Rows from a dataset
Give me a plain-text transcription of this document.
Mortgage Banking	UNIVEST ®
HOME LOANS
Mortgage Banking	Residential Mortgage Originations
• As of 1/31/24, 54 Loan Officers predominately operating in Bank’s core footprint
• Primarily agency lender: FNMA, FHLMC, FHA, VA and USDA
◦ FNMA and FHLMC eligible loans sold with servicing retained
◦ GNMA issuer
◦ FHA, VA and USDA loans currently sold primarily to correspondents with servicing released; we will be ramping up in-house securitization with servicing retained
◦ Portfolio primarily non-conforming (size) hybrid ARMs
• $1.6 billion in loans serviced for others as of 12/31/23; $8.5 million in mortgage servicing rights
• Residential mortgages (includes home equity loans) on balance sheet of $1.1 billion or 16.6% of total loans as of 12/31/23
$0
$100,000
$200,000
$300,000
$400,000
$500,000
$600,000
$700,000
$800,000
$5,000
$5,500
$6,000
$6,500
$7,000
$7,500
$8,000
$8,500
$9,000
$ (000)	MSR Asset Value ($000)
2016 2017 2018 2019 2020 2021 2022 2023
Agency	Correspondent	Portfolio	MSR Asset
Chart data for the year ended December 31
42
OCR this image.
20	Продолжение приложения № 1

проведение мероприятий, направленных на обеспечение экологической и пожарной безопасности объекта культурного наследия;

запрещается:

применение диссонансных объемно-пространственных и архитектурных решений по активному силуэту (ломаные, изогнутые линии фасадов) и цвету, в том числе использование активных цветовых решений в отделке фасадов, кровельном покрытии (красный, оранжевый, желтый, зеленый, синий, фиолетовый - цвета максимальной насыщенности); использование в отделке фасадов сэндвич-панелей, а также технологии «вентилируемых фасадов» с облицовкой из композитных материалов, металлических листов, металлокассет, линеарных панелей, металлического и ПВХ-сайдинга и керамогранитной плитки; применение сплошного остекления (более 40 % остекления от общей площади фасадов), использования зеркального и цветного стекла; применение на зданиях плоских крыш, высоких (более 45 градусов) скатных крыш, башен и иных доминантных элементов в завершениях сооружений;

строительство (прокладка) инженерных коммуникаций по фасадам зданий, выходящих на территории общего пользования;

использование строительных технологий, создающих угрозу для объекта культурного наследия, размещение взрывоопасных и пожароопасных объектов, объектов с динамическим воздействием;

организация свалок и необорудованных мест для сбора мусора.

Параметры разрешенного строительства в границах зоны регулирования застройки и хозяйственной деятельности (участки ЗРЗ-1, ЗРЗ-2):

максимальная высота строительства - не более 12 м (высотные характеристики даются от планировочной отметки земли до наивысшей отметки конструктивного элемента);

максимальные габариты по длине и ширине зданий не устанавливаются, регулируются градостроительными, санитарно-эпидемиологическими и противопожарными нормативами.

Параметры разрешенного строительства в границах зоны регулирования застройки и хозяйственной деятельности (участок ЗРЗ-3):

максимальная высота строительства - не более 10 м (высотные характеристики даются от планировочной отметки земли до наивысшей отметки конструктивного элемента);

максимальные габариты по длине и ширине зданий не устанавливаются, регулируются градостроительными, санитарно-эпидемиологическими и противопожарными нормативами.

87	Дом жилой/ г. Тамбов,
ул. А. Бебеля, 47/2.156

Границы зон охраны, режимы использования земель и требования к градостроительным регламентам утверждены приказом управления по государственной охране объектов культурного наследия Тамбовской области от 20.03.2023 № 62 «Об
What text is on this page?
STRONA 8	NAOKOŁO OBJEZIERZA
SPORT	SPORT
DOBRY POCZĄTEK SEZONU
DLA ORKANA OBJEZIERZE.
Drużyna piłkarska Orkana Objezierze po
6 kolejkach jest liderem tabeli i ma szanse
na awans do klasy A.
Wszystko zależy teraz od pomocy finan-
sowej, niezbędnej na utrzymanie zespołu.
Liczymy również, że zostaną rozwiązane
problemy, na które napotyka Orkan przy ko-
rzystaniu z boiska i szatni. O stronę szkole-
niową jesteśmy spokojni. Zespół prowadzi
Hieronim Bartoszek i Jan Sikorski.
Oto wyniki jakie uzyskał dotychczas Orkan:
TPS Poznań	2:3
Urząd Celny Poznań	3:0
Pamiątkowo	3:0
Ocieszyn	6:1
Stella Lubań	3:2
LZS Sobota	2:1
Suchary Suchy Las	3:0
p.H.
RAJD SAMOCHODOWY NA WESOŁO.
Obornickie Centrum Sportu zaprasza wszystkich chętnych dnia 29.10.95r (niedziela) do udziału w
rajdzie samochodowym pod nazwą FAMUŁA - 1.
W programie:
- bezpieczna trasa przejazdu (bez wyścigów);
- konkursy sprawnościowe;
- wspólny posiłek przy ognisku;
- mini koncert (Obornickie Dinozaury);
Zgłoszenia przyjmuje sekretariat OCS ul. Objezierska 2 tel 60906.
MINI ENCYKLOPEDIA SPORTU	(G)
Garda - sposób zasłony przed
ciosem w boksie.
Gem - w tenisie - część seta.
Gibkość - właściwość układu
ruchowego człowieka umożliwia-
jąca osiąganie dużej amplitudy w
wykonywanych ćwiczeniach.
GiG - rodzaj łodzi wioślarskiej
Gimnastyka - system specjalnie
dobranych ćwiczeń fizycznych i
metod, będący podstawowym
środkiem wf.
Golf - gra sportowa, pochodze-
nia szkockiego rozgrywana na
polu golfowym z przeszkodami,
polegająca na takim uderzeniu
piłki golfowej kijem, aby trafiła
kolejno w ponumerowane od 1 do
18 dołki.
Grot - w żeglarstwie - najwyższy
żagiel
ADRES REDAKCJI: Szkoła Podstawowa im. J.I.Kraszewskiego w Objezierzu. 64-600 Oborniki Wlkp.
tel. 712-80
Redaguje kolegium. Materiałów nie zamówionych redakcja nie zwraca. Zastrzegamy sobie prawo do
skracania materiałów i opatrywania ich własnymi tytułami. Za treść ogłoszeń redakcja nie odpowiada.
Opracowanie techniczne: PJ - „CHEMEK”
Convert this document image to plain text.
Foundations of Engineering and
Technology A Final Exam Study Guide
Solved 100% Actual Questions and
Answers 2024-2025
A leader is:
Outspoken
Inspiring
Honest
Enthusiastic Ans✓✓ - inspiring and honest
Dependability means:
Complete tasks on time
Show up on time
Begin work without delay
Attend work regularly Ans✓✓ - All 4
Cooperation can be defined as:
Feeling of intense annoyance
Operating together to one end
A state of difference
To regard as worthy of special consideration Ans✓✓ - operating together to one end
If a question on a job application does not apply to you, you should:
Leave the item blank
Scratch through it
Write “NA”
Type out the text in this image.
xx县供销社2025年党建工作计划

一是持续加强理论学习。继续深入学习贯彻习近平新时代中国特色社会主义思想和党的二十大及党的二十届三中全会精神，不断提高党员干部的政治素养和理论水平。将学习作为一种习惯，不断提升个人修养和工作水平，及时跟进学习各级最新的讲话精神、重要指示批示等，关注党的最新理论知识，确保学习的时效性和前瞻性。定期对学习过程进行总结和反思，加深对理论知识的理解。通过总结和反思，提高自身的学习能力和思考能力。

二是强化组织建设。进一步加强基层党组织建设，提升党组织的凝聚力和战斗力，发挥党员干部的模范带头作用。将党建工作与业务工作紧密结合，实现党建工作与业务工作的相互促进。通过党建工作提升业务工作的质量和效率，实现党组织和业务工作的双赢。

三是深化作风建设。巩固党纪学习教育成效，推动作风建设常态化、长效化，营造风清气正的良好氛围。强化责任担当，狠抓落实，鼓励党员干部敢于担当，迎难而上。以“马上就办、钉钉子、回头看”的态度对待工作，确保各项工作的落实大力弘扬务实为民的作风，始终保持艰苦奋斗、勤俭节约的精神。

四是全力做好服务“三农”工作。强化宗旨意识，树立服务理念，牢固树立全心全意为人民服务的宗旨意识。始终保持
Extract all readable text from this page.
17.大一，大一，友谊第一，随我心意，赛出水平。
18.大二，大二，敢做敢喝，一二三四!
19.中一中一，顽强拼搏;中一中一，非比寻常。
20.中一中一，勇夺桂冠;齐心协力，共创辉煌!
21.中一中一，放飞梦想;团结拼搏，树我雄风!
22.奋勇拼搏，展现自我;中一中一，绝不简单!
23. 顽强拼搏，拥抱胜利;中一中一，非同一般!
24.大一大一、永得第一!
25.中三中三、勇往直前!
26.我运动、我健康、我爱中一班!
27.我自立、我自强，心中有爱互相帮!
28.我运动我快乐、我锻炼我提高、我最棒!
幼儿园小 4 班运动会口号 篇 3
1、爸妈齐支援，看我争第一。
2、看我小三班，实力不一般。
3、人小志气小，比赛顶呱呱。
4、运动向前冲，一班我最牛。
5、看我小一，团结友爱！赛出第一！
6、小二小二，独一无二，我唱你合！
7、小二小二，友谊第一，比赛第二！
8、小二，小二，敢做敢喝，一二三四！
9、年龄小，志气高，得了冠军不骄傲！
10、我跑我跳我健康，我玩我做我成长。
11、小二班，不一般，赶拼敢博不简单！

**Goal**.
Exactly and exclusively, repeat the lines from the line that contains "Convert this document image to plain text." through the end of the records, both ends included.

**Written solution**.
Convert this document image to plain text.
Foundations of Engineering and
Technology A Final Exam Study Guide
Solved 100% Actual Questions and
Answers 2024-2025
A leader is:
Outspoken
Inspiring
Honest
Enthusiastic Ans✓✓ - inspiring and honest
Dependability means:
Complete tasks on time
Show up on time
Begin work without delay
Attend work regularly Ans✓✓ - All 4
Cooperation can be defined as:
Feeling of intense annoyance
Operating together to one end
A state of difference
To regard as worthy of special consideration Ans✓✓ - operating together to one end
If a question on a job application does not apply to you, you should:
Leave the item blank
Scratch through it
Write “NA”
Type out the text in this image.
xx县供销社2025年党建工作计划

一是持续加强理论学习。继续深入学习贯彻习近平新时代中国特色社会主义思想和党的二十大及党的二十届三中全会精神，不断提高党员干部的政治素养和理论水平。将学习作为一种习惯，不断提升个人修养和工作水平，及时跟进学习各级最新的讲话精神、重要指示批示等，关注党的最新理论知识，确保学习的时效性和前瞻性。定期对学习过程进行总结和反思，加深对理论知识的理解。通过总结和反思，提高自身的学习能力和思考能力。

二是强化组织建设。进一步加强基层党组织建设，提升党组织的凝聚力和战斗力，发挥党员干部的模范带头作用。将党建工作与业务工作紧密结合，实现党建工作与业务工作的相互促进。通过党建工作提升业务工作的质量和效率，实现党组织和业务工作的双赢。

三是深化作风建设。巩固党纪学习教育成效，推动作风建设常态化、长效化，营造风清气正的良好氛围。强化责任担当，狠抓落实，鼓励党员干部敢于担当，迎难而上。以“马上就办、钉钉子、回头看”的态度对待工作，确保各项工作的落实大力弘扬务实为民的作风，始终保持艰苦奋斗、勤俭节约的精神。

四是全力做好服务“三农”工作。强化宗旨意识，树立服务理念，牢固树立全心全意为人民服务的宗旨意识。始终保持
Extract all readable text from this page.
17.大一，大一，友谊第一，随我心意，赛出水平。
18.大二，大二，敢做敢喝，一二三四!
19.中一中一，顽强拼搏;中一中一，非比寻常。
20.中一中一，勇夺桂冠;齐心协力，共创辉煌!
21.中一中一，放飞梦想;团结拼搏，树我雄风!
22.奋勇拼搏，展现自我;中一中一，绝不简单!
23. 顽强拼搏，拥抱胜利;中一中一，非同一般!
24.大一大一、永得第一!
25.中三中三、勇往直前!
26.我运动、我健康、我爱中一班!
27.我自立、我自强，心中有爱互相帮!
28.我运动我快乐、我锻炼我提高、我最棒!
幼儿园小 4 班运动会口号 篇 3
1、爸妈齐支援，看我争第一。
2、看我小三班，实力不一般。
3、人小志气小，比赛顶呱呱。
4、运动向前冲，一班我最牛。
5、看我小一，团结友爱！赛出第一！
6、小二小二，独一无二，我唱你合！
7、小二小二，友谊第一，比赛第二！
8、小二，小二，敢做敢喝，一二三四！
9、年龄小，志气高，得了冠军不骄傲！
10、我跑我跳我健康，我玩我做我成长。
11、小二班，不一般，赶拼敢博不简单！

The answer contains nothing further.